- TASK GOAL: Locate the lines of the listing below that hold "рублей", then copy each of them.

#### DATA PROVIDED ####

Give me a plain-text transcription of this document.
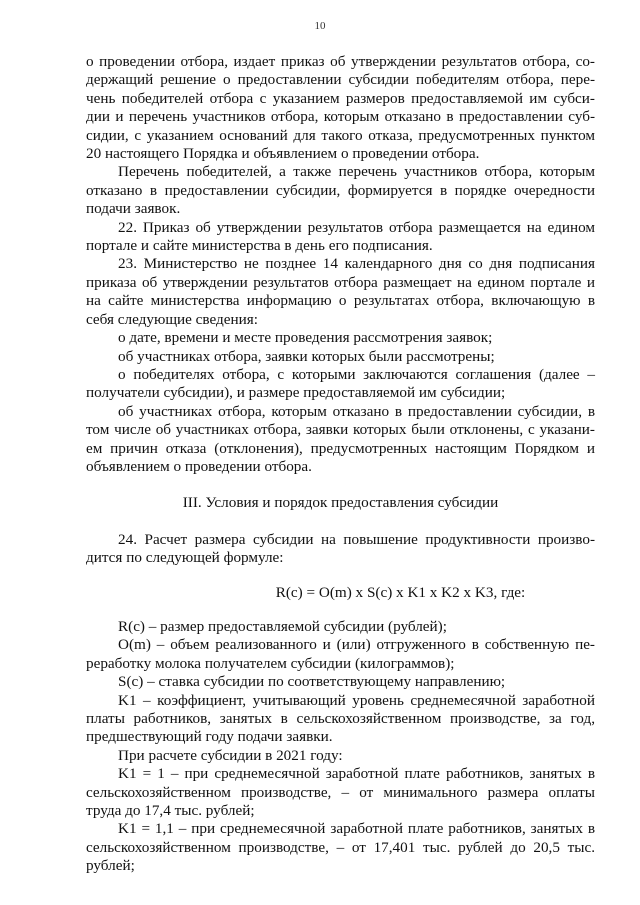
10
о проведении отбора, издает приказ об утверждении результатов отбора, со-
держащий решение о предоставлении субсидии победителям отбора, пере-
чень победителей отбора с указанием размеров предоставляемой им субси-
дии и перечень участников отбора, которым отказано в предоставлении суб-
сидии, с указанием оснований для такого отказа, предусмотренных пунктом
20 настоящего Порядка и объявлением о проведении отбора.
Перечень победителей, а также перечень участников отбора, которым
отказано в предоставлении субсидии, формируется в порядке очередности
подачи заявок.
22. Приказ об утверждении результатов отбора размещается на едином
портале и сайте министерства в день его подписания.
23. Министерство не позднее 14 календарного дня со дня подписания
приказа об утверждении результатов отбора размещает на едином портале и
на сайте министерства информацию о результатах отбора, включающую в
себя следующие сведения:
о дате, времени и месте проведения рассмотрения заявок;
об участниках отбора, заявки которых были рассмотрены;
о победителях отбора, с которыми заключаются соглашения (далее –
получатели субсидии), и размере предоставляемой им субсидии;
об участниках отбора, которым отказано в предоставлении субсидии, в
том числе об участниках отбора, заявки которых были отклонены, с указани-
ем причин отказа (отклонения), предусмотренных настоящим Порядком и
объявлением о проведении отбора.
III. Условия и порядок предоставления субсидии
24. Расчет размера субсидии на повышение продуктивности произво-
дится по следующей формуле:
R(c) = O(m) x S(c) x K1 x K2 x K3, где:
R(c) – размер предоставляемой субсидии (рублей);
O(m) – объем реализованного и (или) отгруженного в собственную пе-
реработку молока получателем субсидии (килограммов);
S(c) – ставка субсидии по соответствующему направлению;
K1 – коэффициент, учитывающий уровень среднемесячной заработной
платы работников, занятых в сельскохозяйственном производстве, за год,
предшествующий году подачи заявки.
При расчете субсидии в 2021 году:
K1 = 1 – при среднемесячной заработной плате работников, занятых в
сельскохозяйственном производстве, – от минимального размера оплаты
труда до 17,4 тыс. рублей;
K1 = 1,1 – при среднемесячной заработной плате работников, занятых в
сельскохозяйственном производстве, – от 17,401 тыс. рублей до 20,5 тыс.
рублей;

####

- SOLUTION TO THIS EXERCISE:
R(c) – размер предоставляемой субсидии (рублей);
труда до 17,4 тыс. рублей;
сельскохозяйственном производстве, – от 17,401 тыс. рублей до 20,5 тыс.
рублей;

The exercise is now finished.